* **What you should do**
Copy every line of the records below where the word "Parse" occurs.

>> start Input for this task

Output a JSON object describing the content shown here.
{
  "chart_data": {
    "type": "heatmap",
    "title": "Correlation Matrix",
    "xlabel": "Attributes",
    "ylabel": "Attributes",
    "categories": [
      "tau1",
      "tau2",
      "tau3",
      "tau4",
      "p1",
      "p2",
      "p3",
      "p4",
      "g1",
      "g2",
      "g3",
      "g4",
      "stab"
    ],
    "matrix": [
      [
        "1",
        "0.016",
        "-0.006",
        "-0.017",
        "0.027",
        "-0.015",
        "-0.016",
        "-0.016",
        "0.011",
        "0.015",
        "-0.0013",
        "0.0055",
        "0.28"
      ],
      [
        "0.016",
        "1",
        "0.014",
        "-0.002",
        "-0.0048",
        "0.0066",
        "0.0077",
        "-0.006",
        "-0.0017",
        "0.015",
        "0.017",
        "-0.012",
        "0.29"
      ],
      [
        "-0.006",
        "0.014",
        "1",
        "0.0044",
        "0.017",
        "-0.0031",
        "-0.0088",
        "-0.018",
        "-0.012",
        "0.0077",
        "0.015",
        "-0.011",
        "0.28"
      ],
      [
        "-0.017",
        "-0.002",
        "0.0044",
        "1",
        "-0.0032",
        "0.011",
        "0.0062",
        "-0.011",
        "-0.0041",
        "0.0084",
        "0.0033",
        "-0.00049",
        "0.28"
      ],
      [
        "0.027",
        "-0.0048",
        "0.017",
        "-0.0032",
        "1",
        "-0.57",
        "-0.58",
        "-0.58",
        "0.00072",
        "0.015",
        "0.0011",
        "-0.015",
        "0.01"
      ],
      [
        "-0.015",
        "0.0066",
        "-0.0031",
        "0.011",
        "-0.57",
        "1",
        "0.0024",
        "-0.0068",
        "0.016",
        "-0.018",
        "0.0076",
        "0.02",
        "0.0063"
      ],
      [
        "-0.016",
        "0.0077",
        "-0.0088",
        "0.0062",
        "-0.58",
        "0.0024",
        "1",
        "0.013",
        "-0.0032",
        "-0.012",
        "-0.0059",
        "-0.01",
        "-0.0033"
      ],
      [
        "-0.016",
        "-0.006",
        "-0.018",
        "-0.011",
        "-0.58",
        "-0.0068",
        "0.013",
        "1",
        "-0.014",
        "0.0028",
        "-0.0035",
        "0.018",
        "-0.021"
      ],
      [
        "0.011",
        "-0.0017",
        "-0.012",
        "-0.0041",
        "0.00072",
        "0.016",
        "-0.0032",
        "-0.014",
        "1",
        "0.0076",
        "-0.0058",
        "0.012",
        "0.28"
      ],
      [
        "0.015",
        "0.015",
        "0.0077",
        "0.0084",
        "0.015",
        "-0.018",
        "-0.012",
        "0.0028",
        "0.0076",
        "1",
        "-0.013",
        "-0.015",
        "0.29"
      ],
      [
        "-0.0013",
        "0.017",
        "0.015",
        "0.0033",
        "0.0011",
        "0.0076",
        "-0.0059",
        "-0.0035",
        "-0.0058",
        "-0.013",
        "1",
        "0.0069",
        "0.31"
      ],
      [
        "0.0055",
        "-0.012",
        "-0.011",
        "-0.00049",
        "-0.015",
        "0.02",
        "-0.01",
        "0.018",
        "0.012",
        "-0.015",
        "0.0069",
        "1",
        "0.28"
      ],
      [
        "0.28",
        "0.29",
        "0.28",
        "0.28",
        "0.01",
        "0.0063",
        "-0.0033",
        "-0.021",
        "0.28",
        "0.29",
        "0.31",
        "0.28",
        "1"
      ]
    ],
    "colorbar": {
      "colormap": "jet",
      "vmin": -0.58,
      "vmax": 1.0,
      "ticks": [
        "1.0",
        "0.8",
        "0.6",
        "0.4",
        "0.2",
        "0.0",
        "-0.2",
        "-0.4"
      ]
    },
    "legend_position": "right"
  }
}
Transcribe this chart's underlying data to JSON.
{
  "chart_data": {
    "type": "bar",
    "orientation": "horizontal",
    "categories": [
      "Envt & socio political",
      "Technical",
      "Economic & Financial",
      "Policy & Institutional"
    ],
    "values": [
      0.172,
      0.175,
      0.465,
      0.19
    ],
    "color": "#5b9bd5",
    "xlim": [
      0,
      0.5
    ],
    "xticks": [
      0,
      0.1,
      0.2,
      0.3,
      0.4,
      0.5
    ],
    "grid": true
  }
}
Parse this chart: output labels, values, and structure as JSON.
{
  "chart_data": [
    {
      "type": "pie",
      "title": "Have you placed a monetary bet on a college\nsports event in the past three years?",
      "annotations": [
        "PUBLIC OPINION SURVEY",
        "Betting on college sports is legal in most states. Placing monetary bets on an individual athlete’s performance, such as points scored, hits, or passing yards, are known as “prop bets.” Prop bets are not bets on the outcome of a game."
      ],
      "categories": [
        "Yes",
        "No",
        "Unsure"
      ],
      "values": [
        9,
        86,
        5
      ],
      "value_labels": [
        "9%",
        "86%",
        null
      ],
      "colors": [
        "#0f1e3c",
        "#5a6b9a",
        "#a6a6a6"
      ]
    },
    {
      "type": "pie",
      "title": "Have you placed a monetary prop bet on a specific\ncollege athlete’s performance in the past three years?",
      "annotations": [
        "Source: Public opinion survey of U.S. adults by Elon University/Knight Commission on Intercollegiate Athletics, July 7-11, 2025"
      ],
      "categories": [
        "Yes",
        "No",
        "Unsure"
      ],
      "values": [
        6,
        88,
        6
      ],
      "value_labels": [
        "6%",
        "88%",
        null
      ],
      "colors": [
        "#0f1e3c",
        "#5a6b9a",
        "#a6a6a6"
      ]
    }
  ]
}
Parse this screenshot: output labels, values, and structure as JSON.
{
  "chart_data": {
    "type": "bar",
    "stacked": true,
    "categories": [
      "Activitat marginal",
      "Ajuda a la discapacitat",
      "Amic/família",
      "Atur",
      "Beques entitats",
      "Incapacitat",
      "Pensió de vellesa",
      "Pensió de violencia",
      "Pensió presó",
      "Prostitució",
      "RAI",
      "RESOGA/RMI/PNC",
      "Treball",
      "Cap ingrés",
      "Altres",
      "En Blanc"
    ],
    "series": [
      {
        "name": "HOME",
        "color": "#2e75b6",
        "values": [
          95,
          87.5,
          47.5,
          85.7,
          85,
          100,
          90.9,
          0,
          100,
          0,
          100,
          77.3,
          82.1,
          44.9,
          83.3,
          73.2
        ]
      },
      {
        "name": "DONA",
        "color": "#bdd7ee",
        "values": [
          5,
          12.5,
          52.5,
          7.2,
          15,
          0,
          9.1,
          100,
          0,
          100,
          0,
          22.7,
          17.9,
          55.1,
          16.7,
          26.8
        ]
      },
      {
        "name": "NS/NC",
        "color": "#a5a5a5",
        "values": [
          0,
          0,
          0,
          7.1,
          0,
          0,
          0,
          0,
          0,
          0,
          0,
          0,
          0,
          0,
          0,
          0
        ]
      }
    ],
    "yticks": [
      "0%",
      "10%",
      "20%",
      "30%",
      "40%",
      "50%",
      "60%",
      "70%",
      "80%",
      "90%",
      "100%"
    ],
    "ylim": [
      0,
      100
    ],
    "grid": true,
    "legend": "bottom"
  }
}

>> end Input for this task

* **Task result**
Parse this chart: output labels, values, and structure as JSON.
Parse this screenshot: output labels, values, and structure as JSON.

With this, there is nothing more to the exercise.